[start]

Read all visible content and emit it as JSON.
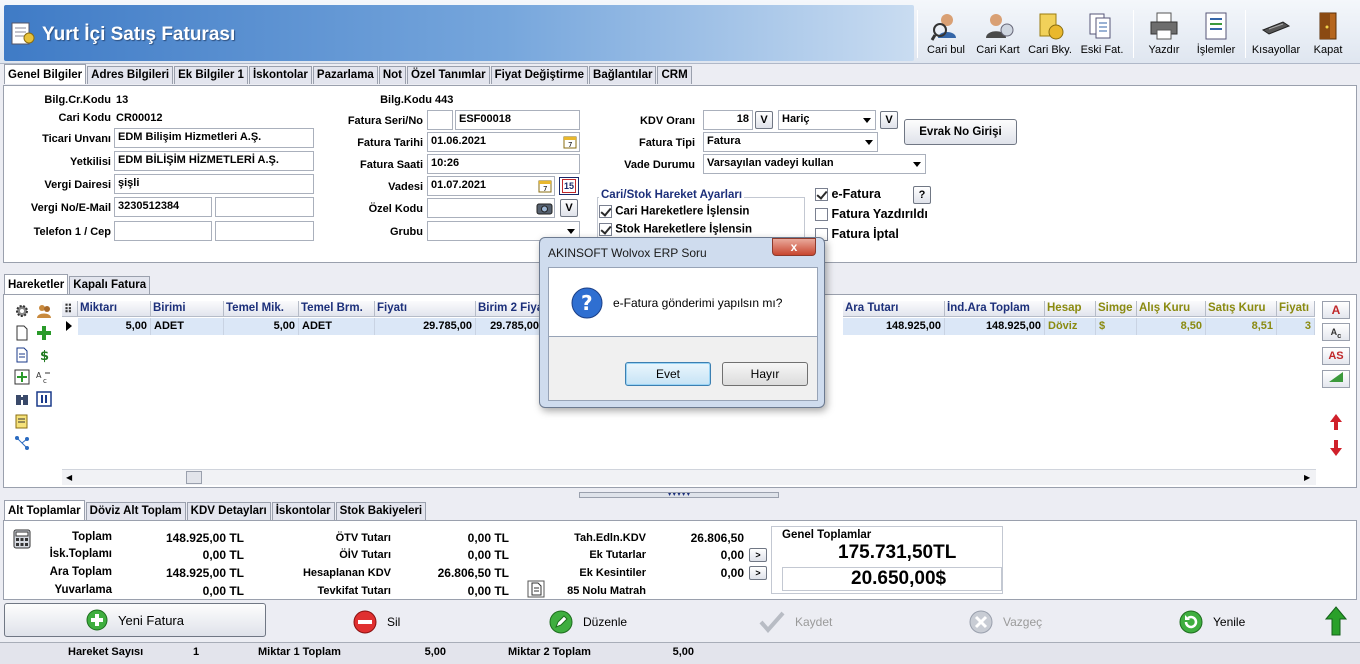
{
  "header": {
    "title": "Yurt İçi Satış Faturası",
    "toolbar": [
      {
        "label": "Cari bul",
        "icon": "find-customer-icon"
      },
      {
        "label": "Cari Kart",
        "icon": "customer-card-icon"
      },
      {
        "label": "Cari Bky.",
        "icon": "customer-balance-icon"
      },
      {
        "label": "Eski Fat.",
        "icon": "old-invoices-icon"
      },
      {
        "label": "Yazdır",
        "icon": "printer-icon"
      },
      {
        "label": "İşlemler",
        "icon": "operations-icon"
      },
      {
        "label": "Kısayollar",
        "icon": "shortcuts-icon"
      },
      {
        "label": "Kapat",
        "icon": "close-door-icon"
      }
    ]
  },
  "tabs": [
    "Genel Bilgiler",
    "Adres Bilgileri",
    "Ek Bilgiler 1",
    "İskontolar",
    "Pazarlama",
    "Not",
    "Özel Tanımlar",
    "Fiyat Değiştirme",
    "Bağlantılar",
    "CRM"
  ],
  "form": {
    "bilg_cr_kodu_label": "Bilg.Cr.Kodu",
    "bilg_cr_kodu": "13",
    "cari_kodu_label": "Cari Kodu",
    "cari_kodu": "CR00012",
    "ticari_unvani_label": "Ticari Unvanı",
    "ticari_unvani": "EDM Bilişim Hizmetleri A.Ş.",
    "yetkilisi_label": "Yetkilisi",
    "yetkilisi": "EDM BİLİŞİM HİZMETLERİ A.Ş.",
    "vergi_dairesi_label": "Vergi Dairesi",
    "vergi_dairesi": "şişli",
    "vergi_no_label": "Vergi No/E-Mail",
    "vergi_no": "3230512384",
    "telefon_label": "Telefon 1 / Cep",
    "bilg_kodu_label": "Bilg.Kodu",
    "bilg_kodu": "443",
    "fatura_seri_label": "Fatura Seri/No",
    "fatura_no": "ESF00018",
    "fatura_tarihi_label": "Fatura Tarihi",
    "fatura_tarihi": "01.06.2021",
    "fatura_saati_label": "Fatura Saati",
    "fatura_saati": "10:26",
    "vadesi_label": "Vadesi",
    "vadesi": "01.07.2021",
    "ozel_kodu_label": "Özel Kodu",
    "grubu_label": "Grubu",
    "kdv_orani_label": "KDV Oranı",
    "kdv_orani": "18",
    "kdv_tipi": "Hariç",
    "fatura_tipi_label": "Fatura Tipi",
    "fatura_tipi": "Fatura",
    "vade_durumu_label": "Vade Durumu",
    "vade_durumu": "Varsayılan vadeyi kullan",
    "evrak_button": "Evrak No Girişi",
    "v_button": "V",
    "cal_badge": "15",
    "hareket_group_title": "Cari/Stok Hareket Ayarları",
    "cari_hareket": "Cari Hareketlere İşlensin",
    "stok_hareket": "Stok Hareketlere İşlensin",
    "efatura": "e-Fatura",
    "fatura_yazdirildi": "Fatura Yazdırıldı",
    "fatura_iptal": "Fatura İptal",
    "help": "?"
  },
  "grid_tabs": [
    "Hareketler",
    "Kapalı Fatura"
  ],
  "grid": {
    "headers": {
      "miktari": "Miktarı",
      "birimi": "Birimi",
      "temel_mik": "Temel Mik.",
      "temel_brm": "Temel Brm.",
      "fiyati": "Fiyatı",
      "birim2": "Birim 2 Fiyatı",
      "ara_tutari": "Ara Tutarı",
      "ind_ara": "İnd.Ara Toplam",
      "hesap": "Hesap",
      "simge": "Simge",
      "alis_kuru": "Alış Kuru",
      "satis_kuru": "Satış Kuru",
      "fiyati2": "Fiyatı"
    },
    "row": {
      "miktari": "5,00",
      "birimi": "ADET",
      "temel_mik": "5,00",
      "temel_brm": "ADET",
      "fiyati": "29.785,00",
      "birim2": "29.785,00",
      "ara_tutari": "148.925,00",
      "ind_ara": "148.925,00",
      "hesap": "Döviz",
      "simge": "$",
      "alis_kuru": "8,50",
      "satis_kuru": "8,51",
      "fiyati2": "3"
    },
    "right_buttons": [
      "A",
      "AS"
    ]
  },
  "bottom_tabs": [
    "Alt Toplamlar",
    "Döviz Alt Toplam",
    "KDV Detayları",
    "İskontolar",
    "Stok Bakiyeleri"
  ],
  "totals": {
    "toplam_label": "Toplam",
    "toplam": "148.925,00 TL",
    "isk_label": "İsk.Toplamı",
    "isk": "0,00 TL",
    "ara_label": "Ara Toplam",
    "ara": "148.925,00 TL",
    "yuvarlama_label": "Yuvarlama",
    "yuvarlama": "0,00 TL",
    "otv_label": "ÖTV Tutarı",
    "otv": "0,00 TL",
    "oiv_label": "ÖİV Tutarı",
    "oiv": "0,00 TL",
    "kdv_label": "Hesaplanan KDV",
    "kdv": "26.806,50 TL",
    "tevkifat_label": "Tevkifat Tutarı",
    "tevkifat": "0,00 TL",
    "tah_label": "Tah.Edln.KDV",
    "tah": "26.806,50",
    "ek_tutar_label": "Ek Tutarlar",
    "ek_tutar": "0,00",
    "ek_kesinti_label": "Ek Kesintiler",
    "ek_kesinti": "0,00",
    "matrah_label": "85 Nolu Matrah",
    "genel_label": "Genel Toplamlar",
    "genel_tl": "175.731,50TL",
    "genel_usd": "20.650,00$"
  },
  "actions": {
    "yeni": "Yeni Fatura",
    "sil": "Sil",
    "duzenle": "Düzenle",
    "kaydet": "Kaydet",
    "vazgec": "Vazgeç",
    "yenile": "Yenile"
  },
  "status": {
    "hareket_label": "Hareket Sayısı",
    "hareket": "1",
    "miktar1_label": "Miktar 1 Toplam",
    "miktar1": "5,00",
    "miktar2_label": "Miktar 2 Toplam",
    "miktar2": "5,00"
  },
  "dialog": {
    "title": "AKINSOFT Wolvox ERP Soru",
    "message": "e-Fatura gönderimi yapılsın mı?",
    "yes": "Evet",
    "no": "Hayır",
    "close": "x"
  },
  "colors": {
    "accent": "#3f7bc6",
    "grid_header": "#1c2f7a",
    "olive": "#8a8a10"
  }
}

[end]

- [The problem]: Of the lines in this listing, report how many contain the string "Toplamlar", and give the number only.

- [Task output]: 2